> **Aim of the task**
Write the data below out exactly as it stands. Do not include the pictures.

> **Entries supplied**
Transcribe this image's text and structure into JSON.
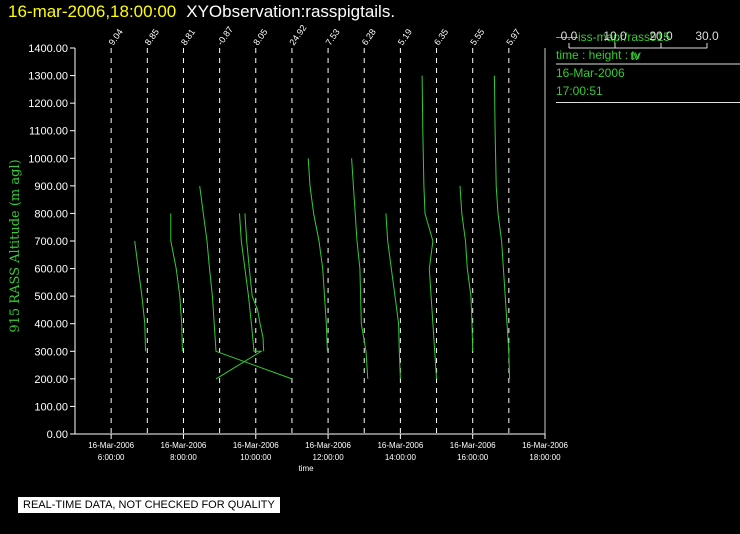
{
  "title": {
    "timestamp": "16-mar-2006,18:00:00",
    "observation": "XYObservation:rasspigtails."
  },
  "legend": {
    "series": "iss-mapr/rass915",
    "fields": "time : height : tv",
    "date": "16-Mar-2006",
    "time": "17:00:51",
    "colorbar_ticks": [
      "0.0",
      "10.0",
      "20.0",
      "30.0"
    ],
    "colorbar_label": "tv"
  },
  "footer": "REAL-TIME DATA, NOT CHECKED FOR QUALITY",
  "chart_data": {
    "type": "line",
    "xlabel": "time",
    "ylabel": "915 RASS Altitude (m agl)",
    "xlim": [
      5.0,
      18.0
    ],
    "ylim": [
      0,
      1400
    ],
    "y_ticks": [
      "0.00",
      "100.00",
      "200.00",
      "300.00",
      "400.00",
      "500.00",
      "600.00",
      "700.00",
      "800.00",
      "900.00",
      "1000.00",
      "1100.00",
      "1200.00",
      "1300.00",
      "1400.00"
    ],
    "x_ticks": [
      {
        "x": 6,
        "date": "16-Mar-2006",
        "time": "6:00:00"
      },
      {
        "x": 8,
        "date": "16-Mar-2006",
        "time": "8:00:00"
      },
      {
        "x": 10,
        "date": "16-Mar-2006",
        "time": "10:00:00"
      },
      {
        "x": 12,
        "date": "16-Mar-2006",
        "time": "12:00:00"
      },
      {
        "x": 14,
        "date": "16-Mar-2006",
        "time": "14:00:00"
      },
      {
        "x": 16,
        "date": "16-Mar-2006",
        "time": "16:00:00"
      },
      {
        "x": 18,
        "date": "16-Mar-2006",
        "time": "18:00:00"
      }
    ],
    "reference_lines": [
      {
        "x": 6,
        "label": "9.04"
      },
      {
        "x": 7,
        "label": "8.85"
      },
      {
        "x": 8,
        "label": "8.81"
      },
      {
        "x": 9,
        "label": "-0.87"
      },
      {
        "x": 10,
        "label": "8.05"
      },
      {
        "x": 11,
        "label": "24.92"
      },
      {
        "x": 12,
        "label": "7.53"
      },
      {
        "x": 13,
        "label": "6.28"
      },
      {
        "x": 14,
        "label": "5.19"
      },
      {
        "x": 15,
        "label": "6.35"
      },
      {
        "x": 16,
        "label": "5.55"
      },
      {
        "x": 17,
        "label": "5.97"
      }
    ],
    "series": [
      {
        "points": [
          [
            6.65,
            700
          ],
          [
            6.75,
            600
          ],
          [
            6.85,
            500
          ],
          [
            6.93,
            400
          ],
          [
            6.95,
            300
          ]
        ]
      },
      {
        "points": [
          [
            7.65,
            800
          ],
          [
            7.65,
            700
          ],
          [
            7.8,
            600
          ],
          [
            7.9,
            500
          ],
          [
            7.95,
            400
          ],
          [
            7.97,
            300
          ]
        ]
      },
      {
        "points": [
          [
            8.45,
            900
          ],
          [
            8.55,
            800
          ],
          [
            8.65,
            700
          ],
          [
            8.72,
            600
          ],
          [
            8.8,
            500
          ],
          [
            8.85,
            400
          ],
          [
            8.9,
            300
          ],
          [
            11.0,
            200
          ]
        ]
      },
      {
        "points": [
          [
            9.55,
            800
          ],
          [
            9.6,
            700
          ],
          [
            9.7,
            600
          ],
          [
            9.8,
            500
          ],
          [
            9.88,
            400
          ],
          [
            9.95,
            300
          ],
          [
            10.05,
            300
          ],
          [
            10.15,
            300
          ],
          [
            8.9,
            200
          ]
        ]
      },
      {
        "points": [
          [
            9.7,
            800
          ],
          [
            9.75,
            700
          ],
          [
            9.82,
            600
          ],
          [
            9.9,
            500
          ],
          [
            10.05,
            450
          ],
          [
            10.12,
            400
          ],
          [
            10.2,
            350
          ],
          [
            10.22,
            300
          ]
        ]
      },
      {
        "points": [
          [
            11.45,
            1000
          ],
          [
            11.5,
            900
          ],
          [
            11.6,
            800
          ],
          [
            11.75,
            700
          ],
          [
            11.85,
            600
          ],
          [
            11.9,
            500
          ],
          [
            11.95,
            400
          ],
          [
            11.98,
            300
          ]
        ]
      },
      {
        "points": [
          [
            12.65,
            1000
          ],
          [
            12.7,
            900
          ],
          [
            12.75,
            800
          ],
          [
            12.8,
            700
          ],
          [
            12.88,
            600
          ],
          [
            12.9,
            500
          ],
          [
            12.92,
            400
          ],
          [
            13.05,
            300
          ],
          [
            13.1,
            200
          ]
        ]
      },
      {
        "points": [
          [
            13.6,
            800
          ],
          [
            13.65,
            700
          ],
          [
            13.75,
            600
          ],
          [
            13.85,
            500
          ],
          [
            13.95,
            400
          ],
          [
            13.97,
            300
          ],
          [
            14.0,
            200
          ]
        ]
      },
      {
        "points": [
          [
            14.6,
            1300
          ],
          [
            14.62,
            1100
          ],
          [
            14.65,
            900
          ],
          [
            14.68,
            800
          ],
          [
            14.9,
            700
          ],
          [
            14.8,
            600
          ],
          [
            14.85,
            500
          ],
          [
            14.9,
            400
          ],
          [
            14.95,
            300
          ],
          [
            15.0,
            200
          ]
        ]
      },
      {
        "points": [
          [
            15.65,
            900
          ],
          [
            15.7,
            800
          ],
          [
            15.8,
            700
          ],
          [
            15.85,
            600
          ],
          [
            15.95,
            500
          ],
          [
            15.98,
            400
          ],
          [
            16.0,
            300
          ]
        ]
      },
      {
        "points": [
          [
            16.6,
            1300
          ],
          [
            16.62,
            1100
          ],
          [
            16.65,
            900
          ],
          [
            16.7,
            800
          ],
          [
            16.8,
            700
          ],
          [
            16.85,
            600
          ],
          [
            16.9,
            500
          ],
          [
            16.95,
            400
          ],
          [
            17.0,
            300
          ],
          [
            17.02,
            200
          ]
        ]
      }
    ]
  }
}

> **Solution for this exercise**
Transcribe this image's text and structure into JSON.
{
  "title": {
    "timestamp": "16-mar-2006,18:00:00",
    "observation": "XYObservation:rasspigtails."
  },
  "legend": {
    "series": "iss-mapr/rass915",
    "fields": "time : height : tv",
    "date": "16-Mar-2006",
    "time": "17:00:51",
    "colorbar_ticks": [
      "0.0",
      "10.0",
      "20.0",
      "30.0"
    ],
    "colorbar_label": "tv"
  },
  "footer": "REAL-TIME DATA, NOT CHECKED FOR QUALITY",
  "chart_data": {
    "type": "line",
    "xlabel": "time",
    "ylabel": "915 RASS Altitude (m agl)",
    "xlim": [
      5.0,
      18.0
    ],
    "ylim": [
      0,
      1400
    ],
    "y_ticks": [
      "0.00",
      "100.00",
      "200.00",
      "300.00",
      "400.00",
      "500.00",
      "600.00",
      "700.00",
      "800.00",
      "900.00",
      "1000.00",
      "1100.00",
      "1200.00",
      "1300.00",
      "1400.00"
    ],
    "x_ticks": [
      {
        "x": 6,
        "date": "16-Mar-2006",
        "time": "6:00:00"
      },
      {
        "x": 8,
        "date": "16-Mar-2006",
        "time": "8:00:00"
      },
      {
        "x": 10,
        "date": "16-Mar-2006",
        "time": "10:00:00"
      },
      {
        "x": 12,
        "date": "16-Mar-2006",
        "time": "12:00:00"
      },
      {
        "x": 14,
        "date": "16-Mar-2006",
        "time": "14:00:00"
      },
      {
        "x": 16,
        "date": "16-Mar-2006",
        "time": "16:00:00"
      },
      {
        "x": 18,
        "date": "16-Mar-2006",
        "time": "18:00:00"
      }
    ],
    "reference_lines": [
      {
        "x": 6,
        "label": "9.04"
      },
      {
        "x": 7,
        "label": "8.85"
      },
      {
        "x": 8,
        "label": "8.81"
      },
      {
        "x": 9,
        "label": "-0.87"
      },
      {
        "x": 10,
        "label": "8.05"
      },
      {
        "x": 11,
        "label": "24.92"
      },
      {
        "x": 12,
        "label": "7.53"
      },
      {
        "x": 13,
        "label": "6.28"
      },
      {
        "x": 14,
        "label": "5.19"
      },
      {
        "x": 15,
        "label": "6.35"
      },
      {
        "x": 16,
        "label": "5.55"
      },
      {
        "x": 17,
        "label": "5.97"
      }
    ],
    "series": [
      {
        "points": [
          [
            6.65,
            700
          ],
          [
            6.75,
            600
          ],
          [
            6.85,
            500
          ],
          [
            6.93,
            400
          ],
          [
            6.95,
            300
          ]
        ]
      },
      {
        "points": [
          [
            7.65,
            800
          ],
          [
            7.65,
            700
          ],
          [
            7.8,
            600
          ],
          [
            7.9,
            500
          ],
          [
            7.95,
            400
          ],
          [
            7.97,
            300
          ]
        ]
      },
      {
        "points": [
          [
            8.45,
            900
          ],
          [
            8.55,
            800
          ],
          [
            8.65,
            700
          ],
          [
            8.72,
            600
          ],
          [
            8.8,
            500
          ],
          [
            8.85,
            400
          ],
          [
            8.9,
            300
          ],
          [
            11.0,
            200
          ]
        ]
      },
      {
        "points": [
          [
            9.55,
            800
          ],
          [
            9.6,
            700
          ],
          [
            9.7,
            600
          ],
          [
            9.8,
            500
          ],
          [
            9.88,
            400
          ],
          [
            9.95,
            300
          ],
          [
            10.05,
            300
          ],
          [
            10.15,
            300
          ],
          [
            8.9,
            200
          ]
        ]
      },
      {
        "points": [
          [
            9.7,
            800
          ],
          [
            9.75,
            700
          ],
          [
            9.82,
            600
          ],
          [
            9.9,
            500
          ],
          [
            10.05,
            450
          ],
          [
            10.12,
            400
          ],
          [
            10.2,
            350
          ],
          [
            10.22,
            300
          ]
        ]
      },
      {
        "points": [
          [
            11.45,
            1000
          ],
          [
            11.5,
            900
          ],
          [
            11.6,
            800
          ],
          [
            11.75,
            700
          ],
          [
            11.85,
            600
          ],
          [
            11.9,
            500
          ],
          [
            11.95,
            400
          ],
          [
            11.98,
            300
          ]
        ]
      },
      {
        "points": [
          [
            12.65,
            1000
          ],
          [
            12.7,
            900
          ],
          [
            12.75,
            800
          ],
          [
            12.8,
            700
          ],
          [
            12.88,
            600
          ],
          [
            12.9,
            500
          ],
          [
            12.92,
            400
          ],
          [
            13.05,
            300
          ],
          [
            13.1,
            200
          ]
        ]
      },
      {
        "points": [
          [
            13.6,
            800
          ],
          [
            13.65,
            700
          ],
          [
            13.75,
            600
          ],
          [
            13.85,
            500
          ],
          [
            13.95,
            400
          ],
          [
            13.97,
            300
          ],
          [
            14.0,
            200
          ]
        ]
      },
      {
        "points": [
          [
            14.6,
            1300
          ],
          [
            14.62,
            1100
          ],
          [
            14.65,
            900
          ],
          [
            14.68,
            800
          ],
          [
            14.9,
            700
          ],
          [
            14.8,
            600
          ],
          [
            14.85,
            500
          ],
          [
            14.9,
            400
          ],
          [
            14.95,
            300
          ],
          [
            15.0,
            200
          ]
        ]
      },
      {
        "points": [
          [
            15.65,
            900
          ],
          [
            15.7,
            800
          ],
          [
            15.8,
            700
          ],
          [
            15.85,
            600
          ],
          [
            15.95,
            500
          ],
          [
            15.98,
            400
          ],
          [
            16.0,
            300
          ]
        ]
      },
      {
        "points": [
          [
            16.6,
            1300
          ],
          [
            16.62,
            1100
          ],
          [
            16.65,
            900
          ],
          [
            16.7,
            800
          ],
          [
            16.8,
            700
          ],
          [
            16.85,
            600
          ],
          [
            16.9,
            500
          ],
          [
            16.95,
            400
          ],
          [
            17.0,
            300
          ],
          [
            17.02,
            200
          ]
        ]
      }
    ]
  }
}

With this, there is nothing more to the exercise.